TAREA ASIGNADA:
Devuelve sin cambios la parte del texto sobre la elefante Sook-Jai que comienza con las palabras "Fue alejada de" y termina con "látigo y aislamiento.".

PASAJE CITADO:
La encadenaron por 40 años hasta que un millonario hizo algo increíble por ella


Los abusos contra los animales no son algo nuevo para nosotros. Aunque la gente trata de crear consciencia día a día sobre el daño que se hace a la naturaleza al sacarlos de su hábitat natural, aún hay personas que con tal de obtener dinero son capaces de sacrificar a cualquier criatura. 

Sook-Jai es el nombre de una elefante que sufrió un cruel destino, pues desde pequeña cayó en manos de unos traficantes que buscaron aprovecharse de su naturaleza noble.





Fue alejada de su familia, de su lugar de origen, y horriblemente arrastrada hacia las calles de Tailandia, donde fue encadenada, adiestrada y entrenada para obedecer por más de 40 años, esto con tal de no ser golpeada por sus sanguinarios dueños.


Pasaron muchísimos años, y la hembra, ya de 73 años, cada vez estaba más cansada para aguantar el ritmo de trabajo al que era sometida, pero no podía parar pues los castigos eran brutales: desde no recibir alimento hasta golpes con látigo y aislamiento.


Así era la vida de esta elefante, quien debía transportar a los turistas a pesar del cansancio y el calor del verano. Era ya un poco vieja para la labor y sus dueños pensaban en deshacerse de ella pronto. Pero por fortuna un hombre de mucho dinero pudo ver el infierno en que vivía Sook-Jai, así que rápidamente hizo una jugosa oferta para comprarla. De inmediato sus dueños aceptaron la cuantiosa oferta. 

Sorprendentemente lo primero que hizo esta persona fue contactar a una fundación que se dedica exclusivamente a rescatar animales indefensos, como la elefante.



El nombre de la fundación es Save Elephant Foundation (Fundación Salva Elefantes), y se encarga de proteger a estos gigantes nobles en el continente asiático. Cuando los rescatistas se enteraron del lugar donde mantenían a la elefante acudieron de inmediato y la llevaron en uno de sus camiones directo a la libertad.


Pero liberarla no fue tan sencillo, pues la pobre estaba muy asustada; era muy vieja y tenía claras señales de maltrato, se veía enferma y deshidratada, estaba ciega por completo, además de parcialmente sorda.


El equipo se dirigía a un hermoso santuario para elefantes que, como ella, habían sufrido maltrato a lo largo de su vida. Pero el camino no fue nada fácil, ya que el sol era fuerte; paraban para darle agua y bañarla. A pesar de que moría de hambre, por su falta de energía no comía ni un bocado. En la noche la cubrían del frío y siempre había alguien a su lado por si llegaba a necesitar algo.


Después de que la elefante, Sook-Jai comprendió que ese grupo de personas sólo quería su bienestar y protegerla, le empezaron a salir lágrimas de sus ojos. Su reacción conmovió a todos. Ella sabía que por fin iba a tener una vida digna y llena de paz.


Con el tiempo se adaptó a su nuevo estilo de vida, libre de ataduras, de senderos peligrosos y del calor insoportable. Aunque el daño que recibió durante mucho tiempo le impide ver las maravillas a su alrededor, sabe que está segura y en un lugar mejor.

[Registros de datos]
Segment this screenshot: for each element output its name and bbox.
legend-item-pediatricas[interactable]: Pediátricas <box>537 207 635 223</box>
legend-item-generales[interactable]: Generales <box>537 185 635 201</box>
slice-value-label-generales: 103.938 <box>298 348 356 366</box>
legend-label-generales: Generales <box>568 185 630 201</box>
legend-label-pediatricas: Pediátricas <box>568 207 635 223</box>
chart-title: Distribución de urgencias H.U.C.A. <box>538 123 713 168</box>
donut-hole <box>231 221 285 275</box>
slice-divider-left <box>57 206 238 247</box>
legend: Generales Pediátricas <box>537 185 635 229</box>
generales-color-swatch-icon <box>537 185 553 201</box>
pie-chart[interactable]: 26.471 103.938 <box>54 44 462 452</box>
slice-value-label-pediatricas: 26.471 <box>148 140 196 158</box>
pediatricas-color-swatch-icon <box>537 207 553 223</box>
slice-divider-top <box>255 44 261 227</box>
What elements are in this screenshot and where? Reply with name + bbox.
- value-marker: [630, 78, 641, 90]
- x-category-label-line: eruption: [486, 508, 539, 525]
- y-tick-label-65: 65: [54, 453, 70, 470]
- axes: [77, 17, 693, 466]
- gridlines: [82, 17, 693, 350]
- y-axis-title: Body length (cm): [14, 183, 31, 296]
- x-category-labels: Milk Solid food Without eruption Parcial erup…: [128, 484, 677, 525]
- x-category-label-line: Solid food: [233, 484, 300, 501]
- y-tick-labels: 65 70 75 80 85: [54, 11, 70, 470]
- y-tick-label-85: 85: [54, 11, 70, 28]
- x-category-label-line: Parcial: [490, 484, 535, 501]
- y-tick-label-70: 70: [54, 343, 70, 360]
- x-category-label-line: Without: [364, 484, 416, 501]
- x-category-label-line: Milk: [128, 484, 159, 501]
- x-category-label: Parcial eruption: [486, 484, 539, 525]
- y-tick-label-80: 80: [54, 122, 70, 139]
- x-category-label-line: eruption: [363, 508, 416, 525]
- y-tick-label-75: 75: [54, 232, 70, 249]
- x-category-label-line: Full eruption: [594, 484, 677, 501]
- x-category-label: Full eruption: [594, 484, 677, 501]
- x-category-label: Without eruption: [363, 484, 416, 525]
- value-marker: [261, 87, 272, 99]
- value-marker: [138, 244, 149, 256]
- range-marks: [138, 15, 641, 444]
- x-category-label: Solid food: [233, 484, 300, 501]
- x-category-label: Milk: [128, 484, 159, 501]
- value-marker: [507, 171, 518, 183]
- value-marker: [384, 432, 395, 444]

SOLUCIÓN:
Fue alejada de su familia, de su lugar de origen, y horriblemente arrastrada hacia las calles de Tailandia, donde fue encadenada, adiestrada y entrenada para obedecer por más de 40 años, esto con tal de no ser golpeada por sus sanguinarios dueños.


Pasaron muchísimos años, y la hembra, ya de 73 años, cada vez estaba más cansada para aguantar el ritmo de trabajo al que era sometida, pero no podía parar pues los castigos eran brutales: desde no recibir alimento hasta golpes con látigo y aislamiento.